== Working data ==

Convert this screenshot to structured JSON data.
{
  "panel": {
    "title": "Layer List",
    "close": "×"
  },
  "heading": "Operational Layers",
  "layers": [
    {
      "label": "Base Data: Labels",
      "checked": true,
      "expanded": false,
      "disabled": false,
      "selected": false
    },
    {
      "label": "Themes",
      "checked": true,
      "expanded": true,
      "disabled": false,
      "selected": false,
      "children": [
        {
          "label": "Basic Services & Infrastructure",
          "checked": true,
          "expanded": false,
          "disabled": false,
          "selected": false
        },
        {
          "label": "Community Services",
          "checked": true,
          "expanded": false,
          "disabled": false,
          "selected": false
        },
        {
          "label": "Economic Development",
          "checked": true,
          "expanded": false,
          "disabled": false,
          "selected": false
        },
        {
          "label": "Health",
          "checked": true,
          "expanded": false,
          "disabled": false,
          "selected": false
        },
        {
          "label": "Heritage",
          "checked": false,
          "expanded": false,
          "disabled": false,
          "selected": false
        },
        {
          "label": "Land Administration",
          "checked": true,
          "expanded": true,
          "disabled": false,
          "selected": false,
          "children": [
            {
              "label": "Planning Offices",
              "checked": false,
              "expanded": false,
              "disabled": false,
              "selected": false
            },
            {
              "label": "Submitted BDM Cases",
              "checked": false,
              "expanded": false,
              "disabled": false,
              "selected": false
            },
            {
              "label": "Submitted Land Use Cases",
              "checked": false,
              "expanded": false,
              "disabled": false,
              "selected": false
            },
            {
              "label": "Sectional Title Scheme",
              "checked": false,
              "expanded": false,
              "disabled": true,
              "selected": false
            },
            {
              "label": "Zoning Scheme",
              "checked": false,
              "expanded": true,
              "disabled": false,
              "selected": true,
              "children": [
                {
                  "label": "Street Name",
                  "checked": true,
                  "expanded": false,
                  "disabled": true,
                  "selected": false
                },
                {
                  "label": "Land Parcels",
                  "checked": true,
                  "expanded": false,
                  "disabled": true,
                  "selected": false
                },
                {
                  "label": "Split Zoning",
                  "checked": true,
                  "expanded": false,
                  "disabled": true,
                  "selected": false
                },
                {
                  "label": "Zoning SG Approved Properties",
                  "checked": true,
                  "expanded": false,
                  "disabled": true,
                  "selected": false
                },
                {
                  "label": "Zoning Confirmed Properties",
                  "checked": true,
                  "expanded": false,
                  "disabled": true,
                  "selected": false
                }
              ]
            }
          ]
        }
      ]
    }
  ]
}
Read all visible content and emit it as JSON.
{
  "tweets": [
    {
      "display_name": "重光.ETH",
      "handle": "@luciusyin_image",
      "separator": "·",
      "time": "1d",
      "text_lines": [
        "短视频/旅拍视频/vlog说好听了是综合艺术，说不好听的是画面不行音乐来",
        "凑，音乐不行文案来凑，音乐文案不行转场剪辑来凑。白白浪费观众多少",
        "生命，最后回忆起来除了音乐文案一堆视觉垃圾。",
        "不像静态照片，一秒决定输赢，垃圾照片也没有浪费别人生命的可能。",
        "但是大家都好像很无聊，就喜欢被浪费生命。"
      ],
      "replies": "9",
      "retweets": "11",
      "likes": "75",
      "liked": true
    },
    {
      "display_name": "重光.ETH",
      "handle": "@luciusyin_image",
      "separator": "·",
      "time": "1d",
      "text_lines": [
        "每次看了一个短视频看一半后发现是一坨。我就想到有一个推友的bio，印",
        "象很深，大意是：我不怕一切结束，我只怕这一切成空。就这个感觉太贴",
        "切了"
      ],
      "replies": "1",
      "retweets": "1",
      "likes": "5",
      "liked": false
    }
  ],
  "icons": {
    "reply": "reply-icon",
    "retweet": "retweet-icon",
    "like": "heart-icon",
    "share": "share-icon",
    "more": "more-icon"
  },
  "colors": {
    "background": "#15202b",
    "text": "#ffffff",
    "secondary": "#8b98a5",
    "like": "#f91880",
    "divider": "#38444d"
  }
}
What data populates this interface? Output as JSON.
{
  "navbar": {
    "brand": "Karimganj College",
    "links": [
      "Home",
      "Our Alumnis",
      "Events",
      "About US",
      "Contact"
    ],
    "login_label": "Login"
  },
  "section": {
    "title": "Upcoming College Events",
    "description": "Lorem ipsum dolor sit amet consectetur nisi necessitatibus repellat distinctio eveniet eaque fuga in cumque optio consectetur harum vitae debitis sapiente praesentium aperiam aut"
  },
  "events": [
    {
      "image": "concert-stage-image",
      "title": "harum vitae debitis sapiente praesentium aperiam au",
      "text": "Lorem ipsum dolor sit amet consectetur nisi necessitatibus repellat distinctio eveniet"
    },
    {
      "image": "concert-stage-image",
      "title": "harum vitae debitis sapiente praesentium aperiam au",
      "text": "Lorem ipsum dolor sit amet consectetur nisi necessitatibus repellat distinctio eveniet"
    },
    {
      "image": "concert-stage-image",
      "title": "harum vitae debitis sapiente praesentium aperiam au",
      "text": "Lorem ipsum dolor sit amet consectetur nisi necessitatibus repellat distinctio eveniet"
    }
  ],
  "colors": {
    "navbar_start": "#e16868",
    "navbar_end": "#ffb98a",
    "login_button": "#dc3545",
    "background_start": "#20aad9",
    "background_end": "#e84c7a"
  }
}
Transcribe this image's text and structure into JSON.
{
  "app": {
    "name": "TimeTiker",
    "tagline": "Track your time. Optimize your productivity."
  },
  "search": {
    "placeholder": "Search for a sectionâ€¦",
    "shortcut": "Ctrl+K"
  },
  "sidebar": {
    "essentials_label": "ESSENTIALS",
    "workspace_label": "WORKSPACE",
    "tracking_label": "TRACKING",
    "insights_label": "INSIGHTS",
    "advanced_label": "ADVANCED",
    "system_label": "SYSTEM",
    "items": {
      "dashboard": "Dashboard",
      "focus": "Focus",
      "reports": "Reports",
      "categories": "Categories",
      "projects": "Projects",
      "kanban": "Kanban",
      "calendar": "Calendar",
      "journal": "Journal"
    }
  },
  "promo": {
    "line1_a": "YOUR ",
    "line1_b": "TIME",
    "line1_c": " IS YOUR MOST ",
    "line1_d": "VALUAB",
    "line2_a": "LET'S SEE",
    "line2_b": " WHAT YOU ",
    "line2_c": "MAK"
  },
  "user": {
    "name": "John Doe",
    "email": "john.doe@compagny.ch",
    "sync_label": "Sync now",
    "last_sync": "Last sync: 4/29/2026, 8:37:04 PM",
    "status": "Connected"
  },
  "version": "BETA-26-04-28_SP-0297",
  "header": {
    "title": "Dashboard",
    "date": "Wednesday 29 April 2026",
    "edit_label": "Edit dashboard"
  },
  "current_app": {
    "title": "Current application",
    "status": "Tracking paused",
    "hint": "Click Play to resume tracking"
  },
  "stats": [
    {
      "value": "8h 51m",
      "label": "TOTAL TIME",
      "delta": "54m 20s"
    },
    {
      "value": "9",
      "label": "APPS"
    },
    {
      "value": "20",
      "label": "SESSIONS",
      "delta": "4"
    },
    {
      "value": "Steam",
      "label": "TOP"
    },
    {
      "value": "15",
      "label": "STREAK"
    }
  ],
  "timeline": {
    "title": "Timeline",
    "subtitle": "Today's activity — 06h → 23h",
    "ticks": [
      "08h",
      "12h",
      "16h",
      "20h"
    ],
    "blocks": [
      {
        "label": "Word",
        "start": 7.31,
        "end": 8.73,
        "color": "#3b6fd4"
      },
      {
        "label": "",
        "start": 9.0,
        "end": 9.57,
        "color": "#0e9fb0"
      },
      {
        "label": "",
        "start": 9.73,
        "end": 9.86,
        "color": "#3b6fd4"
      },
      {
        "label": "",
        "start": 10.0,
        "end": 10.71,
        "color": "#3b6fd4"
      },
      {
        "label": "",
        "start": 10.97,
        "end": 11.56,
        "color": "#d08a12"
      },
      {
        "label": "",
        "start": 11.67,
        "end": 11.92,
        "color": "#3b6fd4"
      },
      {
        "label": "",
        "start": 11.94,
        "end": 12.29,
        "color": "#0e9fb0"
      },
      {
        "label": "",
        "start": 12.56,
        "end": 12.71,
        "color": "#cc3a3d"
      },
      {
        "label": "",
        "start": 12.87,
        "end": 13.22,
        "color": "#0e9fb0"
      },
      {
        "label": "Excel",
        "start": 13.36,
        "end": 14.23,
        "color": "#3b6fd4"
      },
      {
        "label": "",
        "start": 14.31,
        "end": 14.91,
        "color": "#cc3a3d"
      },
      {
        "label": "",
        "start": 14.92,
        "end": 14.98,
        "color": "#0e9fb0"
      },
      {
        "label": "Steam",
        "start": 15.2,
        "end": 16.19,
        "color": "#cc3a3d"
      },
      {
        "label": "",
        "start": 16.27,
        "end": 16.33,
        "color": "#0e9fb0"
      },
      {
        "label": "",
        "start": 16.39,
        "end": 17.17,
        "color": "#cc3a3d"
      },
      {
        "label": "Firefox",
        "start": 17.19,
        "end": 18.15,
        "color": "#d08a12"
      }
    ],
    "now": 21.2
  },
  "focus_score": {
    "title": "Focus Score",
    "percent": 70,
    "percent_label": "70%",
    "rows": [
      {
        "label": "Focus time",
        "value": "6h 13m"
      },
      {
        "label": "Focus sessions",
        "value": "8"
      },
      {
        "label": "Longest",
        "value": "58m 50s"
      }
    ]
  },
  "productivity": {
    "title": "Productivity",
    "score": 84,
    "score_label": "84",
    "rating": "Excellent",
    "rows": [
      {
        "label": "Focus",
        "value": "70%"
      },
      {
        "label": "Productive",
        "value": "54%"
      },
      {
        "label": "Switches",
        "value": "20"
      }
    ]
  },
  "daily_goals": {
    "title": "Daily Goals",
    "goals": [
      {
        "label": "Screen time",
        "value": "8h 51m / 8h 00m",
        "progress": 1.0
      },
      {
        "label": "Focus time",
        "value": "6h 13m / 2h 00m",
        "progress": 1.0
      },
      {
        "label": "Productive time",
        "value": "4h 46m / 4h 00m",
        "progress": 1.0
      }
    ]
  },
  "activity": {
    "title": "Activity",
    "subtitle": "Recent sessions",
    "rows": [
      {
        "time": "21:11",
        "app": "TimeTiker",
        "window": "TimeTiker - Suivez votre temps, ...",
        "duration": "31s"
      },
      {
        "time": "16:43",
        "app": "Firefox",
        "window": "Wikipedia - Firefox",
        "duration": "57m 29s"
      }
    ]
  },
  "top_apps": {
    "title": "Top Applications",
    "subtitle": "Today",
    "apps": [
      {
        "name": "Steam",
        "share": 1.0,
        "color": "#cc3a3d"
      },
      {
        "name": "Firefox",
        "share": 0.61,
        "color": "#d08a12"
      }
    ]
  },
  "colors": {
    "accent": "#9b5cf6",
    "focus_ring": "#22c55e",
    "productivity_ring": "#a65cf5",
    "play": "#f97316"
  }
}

===

Your goal: Only the number is wanted: how many lines in the data include the string "Properties"?

Written solution: 2